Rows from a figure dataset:

* Start *

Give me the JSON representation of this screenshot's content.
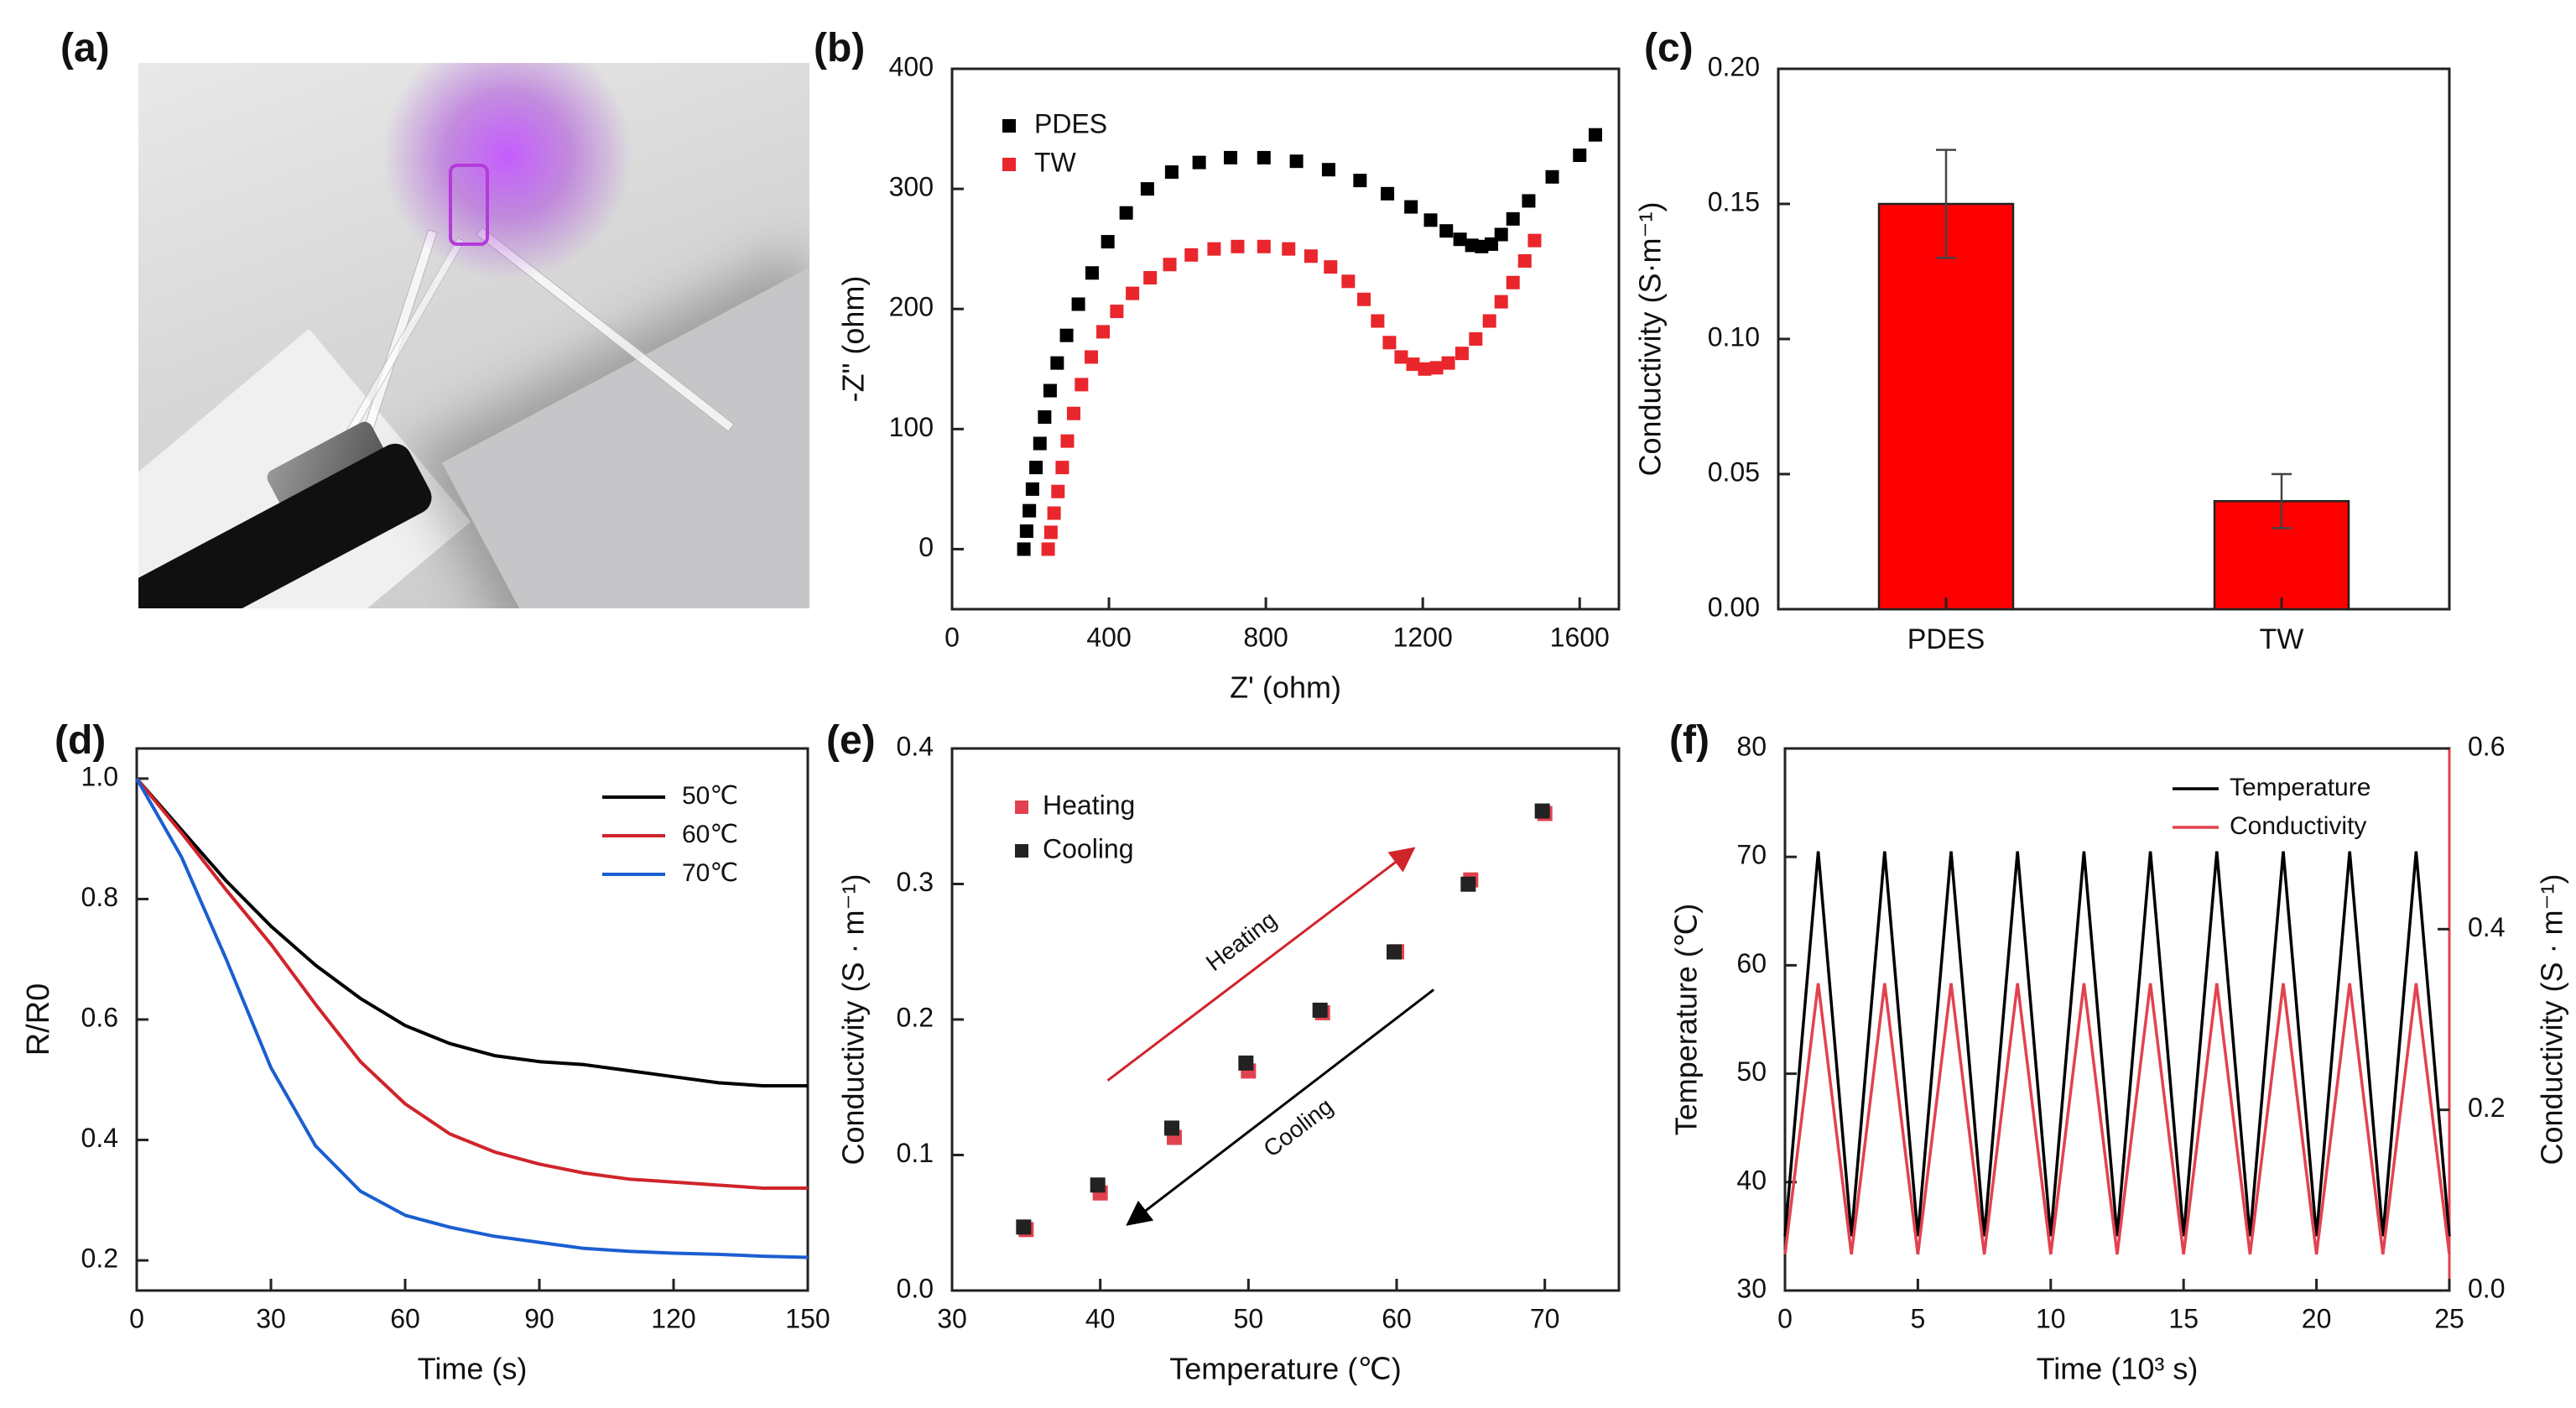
{
  "panel_labels": {
    "a": "(a)",
    "b": "(b)",
    "c": "(c)",
    "d": "(d)",
    "e": "(e)",
    "f": "(f)"
  },
  "photo": {
    "icon": "led-demo-photo"
  },
  "chart_data": [
    {
      "id": "b",
      "type": "scatter",
      "xlabel": "Z' (ohm)",
      "ylabel": "-Z\" (ohm)",
      "xlim": [
        0,
        1700
      ],
      "ylim": [
        -50,
        400
      ],
      "xticks": [
        0,
        400,
        800,
        1200,
        1600
      ],
      "yticks": [
        0,
        100,
        200,
        300,
        400
      ],
      "legend": "top-left",
      "series": [
        {
          "name": "PDES",
          "color": "#000000",
          "x": [
            183,
            190,
            197,
            205,
            214,
            224,
            236,
            250,
            268,
            292,
            322,
            357,
            397,
            444,
            498,
            560,
            630,
            710,
            795,
            878,
            960,
            1040,
            1110,
            1170,
            1220,
            1260,
            1295,
            1325,
            1350,
            1375,
            1400,
            1430,
            1470,
            1530,
            1600,
            1640
          ],
          "y": [
            0,
            15,
            32,
            50,
            68,
            88,
            110,
            132,
            155,
            178,
            204,
            230,
            256,
            280,
            300,
            314,
            322,
            326,
            326,
            323,
            316,
            307,
            296,
            285,
            274,
            265,
            258,
            253,
            252,
            254,
            262,
            275,
            290,
            310,
            328,
            345
          ]
        },
        {
          "name": "TW",
          "color": "#e8262c",
          "x": [
            245,
            252,
            260,
            270,
            281,
            294,
            310,
            330,
            355,
            385,
            420,
            460,
            505,
            555,
            610,
            668,
            728,
            795,
            858,
            915,
            965,
            1010,
            1050,
            1085,
            1115,
            1145,
            1175,
            1205,
            1235,
            1265,
            1300,
            1335,
            1370,
            1400,
            1430,
            1460,
            1485
          ],
          "y": [
            0,
            14,
            30,
            48,
            68,
            90,
            113,
            137,
            160,
            181,
            198,
            213,
            226,
            237,
            245,
            250,
            252,
            252,
            250,
            244,
            235,
            223,
            208,
            190,
            172,
            160,
            154,
            150,
            151,
            155,
            163,
            175,
            190,
            206,
            222,
            240,
            257
          ]
        }
      ]
    },
    {
      "id": "c",
      "type": "bar",
      "xlabel": "",
      "ylabel": "Conductivity (S·m⁻¹)",
      "categories": [
        "PDES",
        "TW"
      ],
      "values": [
        0.15,
        0.04
      ],
      "errors": [
        0.02,
        0.01
      ],
      "ylim": [
        0,
        0.2
      ],
      "yticks": [
        0.0,
        0.05,
        0.1,
        0.15,
        0.2
      ],
      "ytick_labels": [
        "0.00",
        "0.05",
        "0.10",
        "0.15",
        "0.20"
      ],
      "color": "#ff0000"
    },
    {
      "id": "d",
      "type": "line",
      "xlabel": "Time (s)",
      "ylabel": "R/R0",
      "xlim": [
        0,
        150
      ],
      "ylim": [
        0.15,
        1.05
      ],
      "xticks": [
        0,
        30,
        60,
        90,
        120,
        150
      ],
      "yticks": [
        0.2,
        0.4,
        0.6,
        0.8,
        1.0
      ],
      "legend": "top-right",
      "series": [
        {
          "name": "50℃",
          "color": "#000000",
          "x": [
            0,
            10,
            20,
            30,
            40,
            50,
            60,
            70,
            80,
            90,
            100,
            110,
            120,
            130,
            140,
            150
          ],
          "y": [
            1.0,
            0.915,
            0.83,
            0.755,
            0.69,
            0.635,
            0.59,
            0.56,
            0.54,
            0.53,
            0.525,
            0.515,
            0.505,
            0.495,
            0.49,
            0.49
          ]
        },
        {
          "name": "60℃",
          "color": "#d0242b",
          "x": [
            0,
            10,
            20,
            30,
            40,
            50,
            60,
            70,
            80,
            90,
            100,
            110,
            120,
            130,
            140,
            150
          ],
          "y": [
            1.0,
            0.91,
            0.815,
            0.725,
            0.625,
            0.53,
            0.46,
            0.41,
            0.38,
            0.36,
            0.345,
            0.335,
            0.33,
            0.325,
            0.32,
            0.32
          ]
        },
        {
          "name": "70℃",
          "color": "#1a5fd1",
          "x": [
            0,
            10,
            20,
            30,
            40,
            50,
            60,
            70,
            80,
            90,
            100,
            110,
            120,
            130,
            140,
            150
          ],
          "y": [
            1.0,
            0.87,
            0.7,
            0.52,
            0.39,
            0.315,
            0.275,
            0.255,
            0.24,
            0.23,
            0.22,
            0.215,
            0.212,
            0.21,
            0.207,
            0.205
          ]
        }
      ]
    },
    {
      "id": "e",
      "type": "scatter",
      "xlabel": "Temperature (℃)",
      "ylabel": "Conductivity (S · m⁻¹)",
      "xlim": [
        30,
        75
      ],
      "ylim": [
        0,
        0.4
      ],
      "xticks": [
        30,
        40,
        50,
        60,
        70
      ],
      "yticks": [
        0.0,
        0.1,
        0.2,
        0.3,
        0.4
      ],
      "legend": "top-left",
      "series": [
        {
          "name": "Heating",
          "color": "#e2424f",
          "x": [
            35,
            40,
            45,
            50,
            55,
            60,
            65,
            70
          ],
          "y": [
            0.045,
            0.072,
            0.113,
            0.162,
            0.205,
            0.25,
            0.303,
            0.352
          ]
        },
        {
          "name": "Cooling",
          "color": "#222222",
          "x": [
            35,
            40,
            45,
            50,
            55,
            60,
            65,
            70
          ],
          "y": [
            0.045,
            0.076,
            0.118,
            0.166,
            0.205,
            0.248,
            0.298,
            0.352
          ]
        }
      ],
      "annotations": [
        {
          "text": "Heating",
          "color": "#d0242b",
          "x1": 40.5,
          "y1": 0.155,
          "x2": 61,
          "y2": 0.325
        },
        {
          "text": "Cooling",
          "color": "#000000",
          "x1": 62.5,
          "y1": 0.222,
          "x2": 42,
          "y2": 0.05
        }
      ]
    },
    {
      "id": "f",
      "type": "line",
      "xlabel": "Time (10³ s)",
      "ylabel": "Temperature (℃)",
      "ylabel_right": "Conductivity (S · m⁻¹)",
      "xlim": [
        0,
        25
      ],
      "ylim": [
        30,
        80
      ],
      "ylim_right": [
        0,
        0.6
      ],
      "xticks": [
        0,
        5,
        10,
        15,
        20,
        25
      ],
      "yticks": [
        30,
        40,
        50,
        60,
        70,
        80
      ],
      "yticks_right": [
        0.0,
        0.2,
        0.4,
        0.6
      ],
      "ytick_labels_right": [
        "0.0",
        "0.2",
        "0.4",
        "0.6"
      ],
      "legend": "top-right",
      "cycles": {
        "period": 2.5,
        "first_peak": 1.25,
        "count": 10
      },
      "series": [
        {
          "name": "Temperature",
          "color": "#000000",
          "axis": "left",
          "min": 35,
          "max": 70.5
        },
        {
          "name": "Conductivity",
          "color": "#e2424f",
          "axis": "right",
          "min": 0.04,
          "max": 0.34
        }
      ]
    }
  ]
}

* End *

### What to produce
Give back every line exactly as it stands, pictures excluded.

### Reply
Give me the JSON representation of this screenshot's content.
{
  "panel_labels": {
    "a": "(a)",
    "b": "(b)",
    "c": "(c)",
    "d": "(d)",
    "e": "(e)",
    "f": "(f)"
  },
  "photo": {
    "icon": "led-demo-photo"
  },
  "chart_data": [
    {
      "id": "b",
      "type": "scatter",
      "xlabel": "Z' (ohm)",
      "ylabel": "-Z\" (ohm)",
      "xlim": [
        0,
        1700
      ],
      "ylim": [
        -50,
        400
      ],
      "xticks": [
        0,
        400,
        800,
        1200,
        1600
      ],
      "yticks": [
        0,
        100,
        200,
        300,
        400
      ],
      "legend": "top-left",
      "series": [
        {
          "name": "PDES",
          "color": "#000000",
          "x": [
            183,
            190,
            197,
            205,
            214,
            224,
            236,
            250,
            268,
            292,
            322,
            357,
            397,
            444,
            498,
            560,
            630,
            710,
            795,
            878,
            960,
            1040,
            1110,
            1170,
            1220,
            1260,
            1295,
            1325,
            1350,
            1375,
            1400,
            1430,
            1470,
            1530,
            1600,
            1640
          ],
          "y": [
            0,
            15,
            32,
            50,
            68,
            88,
            110,
            132,
            155,
            178,
            204,
            230,
            256,
            280,
            300,
            314,
            322,
            326,
            326,
            323,
            316,
            307,
            296,
            285,
            274,
            265,
            258,
            253,
            252,
            254,
            262,
            275,
            290,
            310,
            328,
            345
          ]
        },
        {
          "name": "TW",
          "color": "#e8262c",
          "x": [
            245,
            252,
            260,
            270,
            281,
            294,
            310,
            330,
            355,
            385,
            420,
            460,
            505,
            555,
            610,
            668,
            728,
            795,
            858,
            915,
            965,
            1010,
            1050,
            1085,
            1115,
            1145,
            1175,
            1205,
            1235,
            1265,
            1300,
            1335,
            1370,
            1400,
            1430,
            1460,
            1485
          ],
          "y": [
            0,
            14,
            30,
            48,
            68,
            90,
            113,
            137,
            160,
            181,
            198,
            213,
            226,
            237,
            245,
            250,
            252,
            252,
            250,
            244,
            235,
            223,
            208,
            190,
            172,
            160,
            154,
            150,
            151,
            155,
            163,
            175,
            190,
            206,
            222,
            240,
            257
          ]
        }
      ]
    },
    {
      "id": "c",
      "type": "bar",
      "xlabel": "",
      "ylabel": "Conductivity (S·m⁻¹)",
      "categories": [
        "PDES",
        "TW"
      ],
      "values": [
        0.15,
        0.04
      ],
      "errors": [
        0.02,
        0.01
      ],
      "ylim": [
        0,
        0.2
      ],
      "yticks": [
        0.0,
        0.05,
        0.1,
        0.15,
        0.2
      ],
      "ytick_labels": [
        "0.00",
        "0.05",
        "0.10",
        "0.15",
        "0.20"
      ],
      "color": "#ff0000"
    },
    {
      "id": "d",
      "type": "line",
      "xlabel": "Time (s)",
      "ylabel": "R/R0",
      "xlim": [
        0,
        150
      ],
      "ylim": [
        0.15,
        1.05
      ],
      "xticks": [
        0,
        30,
        60,
        90,
        120,
        150
      ],
      "yticks": [
        0.2,
        0.4,
        0.6,
        0.8,
        1.0
      ],
      "legend": "top-right",
      "series": [
        {
          "name": "50℃",
          "color": "#000000",
          "x": [
            0,
            10,
            20,
            30,
            40,
            50,
            60,
            70,
            80,
            90,
            100,
            110,
            120,
            130,
            140,
            150
          ],
          "y": [
            1.0,
            0.915,
            0.83,
            0.755,
            0.69,
            0.635,
            0.59,
            0.56,
            0.54,
            0.53,
            0.525,
            0.515,
            0.505,
            0.495,
            0.49,
            0.49
          ]
        },
        {
          "name": "60℃",
          "color": "#d0242b",
          "x": [
            0,
            10,
            20,
            30,
            40,
            50,
            60,
            70,
            80,
            90,
            100,
            110,
            120,
            130,
            140,
            150
          ],
          "y": [
            1.0,
            0.91,
            0.815,
            0.725,
            0.625,
            0.53,
            0.46,
            0.41,
            0.38,
            0.36,
            0.345,
            0.335,
            0.33,
            0.325,
            0.32,
            0.32
          ]
        },
        {
          "name": "70℃",
          "color": "#1a5fd1",
          "x": [
            0,
            10,
            20,
            30,
            40,
            50,
            60,
            70,
            80,
            90,
            100,
            110,
            120,
            130,
            140,
            150
          ],
          "y": [
            1.0,
            0.87,
            0.7,
            0.52,
            0.39,
            0.315,
            0.275,
            0.255,
            0.24,
            0.23,
            0.22,
            0.215,
            0.212,
            0.21,
            0.207,
            0.205
          ]
        }
      ]
    },
    {
      "id": "e",
      "type": "scatter",
      "xlabel": "Temperature (℃)",
      "ylabel": "Conductivity (S · m⁻¹)",
      "xlim": [
        30,
        75
      ],
      "ylim": [
        0,
        0.4
      ],
      "xticks": [
        30,
        40,
        50,
        60,
        70
      ],
      "yticks": [
        0.0,
        0.1,
        0.2,
        0.3,
        0.4
      ],
      "legend": "top-left",
      "series": [
        {
          "name": "Heating",
          "color": "#e2424f",
          "x": [
            35,
            40,
            45,
            50,
            55,
            60,
            65,
            70
          ],
          "y": [
            0.045,
            0.072,
            0.113,
            0.162,
            0.205,
            0.25,
            0.303,
            0.352
          ]
        },
        {
          "name": "Cooling",
          "color": "#222222",
          "x": [
            35,
            40,
            45,
            50,
            55,
            60,
            65,
            70
          ],
          "y": [
            0.045,
            0.076,
            0.118,
            0.166,
            0.205,
            0.248,
            0.298,
            0.352
          ]
        }
      ],
      "annotations": [
        {
          "text": "Heating",
          "color": "#d0242b",
          "x1": 40.5,
          "y1": 0.155,
          "x2": 61,
          "y2": 0.325
        },
        {
          "text": "Cooling",
          "color": "#000000",
          "x1": 62.5,
          "y1": 0.222,
          "x2": 42,
          "y2": 0.05
        }
      ]
    },
    {
      "id": "f",
      "type": "line",
      "xlabel": "Time (10³ s)",
      "ylabel": "Temperature (℃)",
      "ylabel_right": "Conductivity (S · m⁻¹)",
      "xlim": [
        0,
        25
      ],
      "ylim": [
        30,
        80
      ],
      "ylim_right": [
        0,
        0.6
      ],
      "xticks": [
        0,
        5,
        10,
        15,
        20,
        25
      ],
      "yticks": [
        30,
        40,
        50,
        60,
        70,
        80
      ],
      "yticks_right": [
        0.0,
        0.2,
        0.4,
        0.6
      ],
      "ytick_labels_right": [
        "0.0",
        "0.2",
        "0.4",
        "0.6"
      ],
      "legend": "top-right",
      "cycles": {
        "period": 2.5,
        "first_peak": 1.25,
        "count": 10
      },
      "series": [
        {
          "name": "Temperature",
          "color": "#000000",
          "axis": "left",
          "min": 35,
          "max": 70.5
        },
        {
          "name": "Conductivity",
          "color": "#e2424f",
          "axis": "right",
          "min": 0.04,
          "max": 0.34
        }
      ]
    }
  ]
}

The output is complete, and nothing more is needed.